Esta relación se presenta como una unidad y no como un arreglo ad hoc sólo mediante su reproducción sistemática, y si por historia se entiende algo más que la descripción imposible de un flujo informe, sólo en tanto tal unidad es capaz de tener una historia. Del mismo modo que el fundamento de la acumulación de capital es interior a la relación de clase capitalista, también lo son —a nivel social—sus efectos. La pérdida de la rentabilidad afecta directamente no sólo a la capacidad del capital de reproducirse a sí mismo, sino también a su capacidad de reproducir a la clase obrera. La incesante reorganización técnica del proceso de trabajo imprime pautas de experiencia radicalmente distintas a la vida de los trabajadores. La reorganización de los roles de género de una forma cada vez más ajena a la familia del salario único mediante el empleo creciente de las mujeres imprime una forma diferente a la familia y a la experiencia de la «vida personal» al margen del proceso productivo. La expansión del sistema de crédito permite al capital desplazarse por todo el planeta con una fluidez cada vez mayor, que altera a su vez las funciones de los Estados en el sistema mundial y socava la capacidad de negociación de la clase obrera a escala nacional. La tendencia de las innovaciones ahorradoras de trabajo a expulsar a los trabajadores del proceso de producción y engendrar una población excedente —allí donde esta población tiene la posibilidad de incorporarse al mercado laboral— ejerce una presión a la baja sobre los salarios y la estabilidad laboral; donde no puede hacerlo, surgen inmensas barriadas que albergan excedentes humanos cuya reproducción es cada vez más precaria y contingente. Todas estas tendencias son inmanentes a la relación de clase capitalista. La historia del desarrollo del modo de producción capitalista es la del despliegue de estas tendencias en el seno de la relación de clase capitalista, y por tanto la de la alteración cualitativa interna de dicha relación.

• • •

PROBLEMA PLANTEADO
Según el pasaje citado, ¿qué efecto tiene la expansión del sistema de crédito sobre la capacidad de negociación de la clase obrera?

Registros de regiones de diseño:
• • •

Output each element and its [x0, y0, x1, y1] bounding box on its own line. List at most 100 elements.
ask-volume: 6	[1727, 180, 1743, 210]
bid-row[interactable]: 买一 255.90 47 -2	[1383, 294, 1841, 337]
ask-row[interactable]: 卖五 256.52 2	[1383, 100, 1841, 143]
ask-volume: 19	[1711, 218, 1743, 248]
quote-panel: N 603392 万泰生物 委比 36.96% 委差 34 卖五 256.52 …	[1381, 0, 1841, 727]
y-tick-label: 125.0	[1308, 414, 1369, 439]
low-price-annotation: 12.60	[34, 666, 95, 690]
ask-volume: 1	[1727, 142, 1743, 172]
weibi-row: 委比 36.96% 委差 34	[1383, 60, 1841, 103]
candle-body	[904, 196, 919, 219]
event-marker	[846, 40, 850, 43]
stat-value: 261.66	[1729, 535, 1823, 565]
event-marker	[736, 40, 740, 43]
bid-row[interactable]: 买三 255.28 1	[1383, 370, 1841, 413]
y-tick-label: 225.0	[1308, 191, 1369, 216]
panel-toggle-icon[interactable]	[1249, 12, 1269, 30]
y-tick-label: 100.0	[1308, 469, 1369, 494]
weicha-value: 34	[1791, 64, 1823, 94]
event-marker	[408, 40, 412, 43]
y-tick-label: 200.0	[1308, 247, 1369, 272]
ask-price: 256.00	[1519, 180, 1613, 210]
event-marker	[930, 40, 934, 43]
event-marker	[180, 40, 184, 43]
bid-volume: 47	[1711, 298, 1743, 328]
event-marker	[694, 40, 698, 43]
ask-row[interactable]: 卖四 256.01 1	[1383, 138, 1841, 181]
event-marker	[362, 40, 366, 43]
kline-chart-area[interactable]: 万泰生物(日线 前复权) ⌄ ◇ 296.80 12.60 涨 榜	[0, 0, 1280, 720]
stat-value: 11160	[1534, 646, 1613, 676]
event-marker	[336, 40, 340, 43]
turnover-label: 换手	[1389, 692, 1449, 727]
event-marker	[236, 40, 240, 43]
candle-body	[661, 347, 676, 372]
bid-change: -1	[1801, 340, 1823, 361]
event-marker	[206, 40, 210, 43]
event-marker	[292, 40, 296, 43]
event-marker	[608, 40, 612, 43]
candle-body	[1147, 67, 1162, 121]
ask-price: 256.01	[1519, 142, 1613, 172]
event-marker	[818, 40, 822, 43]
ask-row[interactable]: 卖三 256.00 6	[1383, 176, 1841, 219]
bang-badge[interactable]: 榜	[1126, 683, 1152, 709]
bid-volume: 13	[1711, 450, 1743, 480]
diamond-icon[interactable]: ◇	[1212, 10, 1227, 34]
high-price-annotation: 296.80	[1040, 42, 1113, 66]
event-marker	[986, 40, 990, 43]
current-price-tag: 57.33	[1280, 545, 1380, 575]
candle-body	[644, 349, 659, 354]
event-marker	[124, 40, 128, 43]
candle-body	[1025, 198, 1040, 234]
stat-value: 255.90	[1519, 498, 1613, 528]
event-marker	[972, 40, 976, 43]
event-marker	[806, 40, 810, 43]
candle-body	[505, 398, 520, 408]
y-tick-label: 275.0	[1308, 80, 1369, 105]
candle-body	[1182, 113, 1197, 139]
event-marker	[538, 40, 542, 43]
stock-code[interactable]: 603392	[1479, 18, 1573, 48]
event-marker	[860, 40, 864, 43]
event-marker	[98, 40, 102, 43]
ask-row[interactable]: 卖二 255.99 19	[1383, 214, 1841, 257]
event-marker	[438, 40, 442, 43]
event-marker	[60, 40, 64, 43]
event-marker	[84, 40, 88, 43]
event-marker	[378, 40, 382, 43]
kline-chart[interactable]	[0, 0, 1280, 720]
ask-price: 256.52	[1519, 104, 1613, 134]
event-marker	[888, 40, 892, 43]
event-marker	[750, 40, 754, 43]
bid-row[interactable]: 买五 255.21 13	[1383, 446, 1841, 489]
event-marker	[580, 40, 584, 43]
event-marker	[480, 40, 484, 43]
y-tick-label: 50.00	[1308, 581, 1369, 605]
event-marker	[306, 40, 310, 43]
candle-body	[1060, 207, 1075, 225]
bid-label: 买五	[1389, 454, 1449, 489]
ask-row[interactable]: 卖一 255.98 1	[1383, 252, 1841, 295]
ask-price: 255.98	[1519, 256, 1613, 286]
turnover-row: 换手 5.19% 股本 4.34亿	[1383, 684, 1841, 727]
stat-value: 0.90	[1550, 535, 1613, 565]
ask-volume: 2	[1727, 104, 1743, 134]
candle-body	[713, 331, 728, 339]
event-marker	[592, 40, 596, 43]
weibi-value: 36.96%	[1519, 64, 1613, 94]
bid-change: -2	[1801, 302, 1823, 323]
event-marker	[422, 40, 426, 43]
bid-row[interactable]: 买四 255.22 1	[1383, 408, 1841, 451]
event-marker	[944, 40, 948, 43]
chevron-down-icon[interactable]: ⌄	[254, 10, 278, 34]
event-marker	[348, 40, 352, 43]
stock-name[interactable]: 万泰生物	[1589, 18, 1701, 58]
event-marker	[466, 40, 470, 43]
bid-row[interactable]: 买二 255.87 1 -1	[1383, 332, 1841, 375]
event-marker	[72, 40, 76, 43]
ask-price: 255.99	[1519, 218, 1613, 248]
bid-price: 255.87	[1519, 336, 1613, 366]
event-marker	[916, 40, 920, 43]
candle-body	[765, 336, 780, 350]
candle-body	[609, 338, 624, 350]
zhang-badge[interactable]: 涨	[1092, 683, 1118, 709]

• • •

RESULTADO
La socava a escala nacional.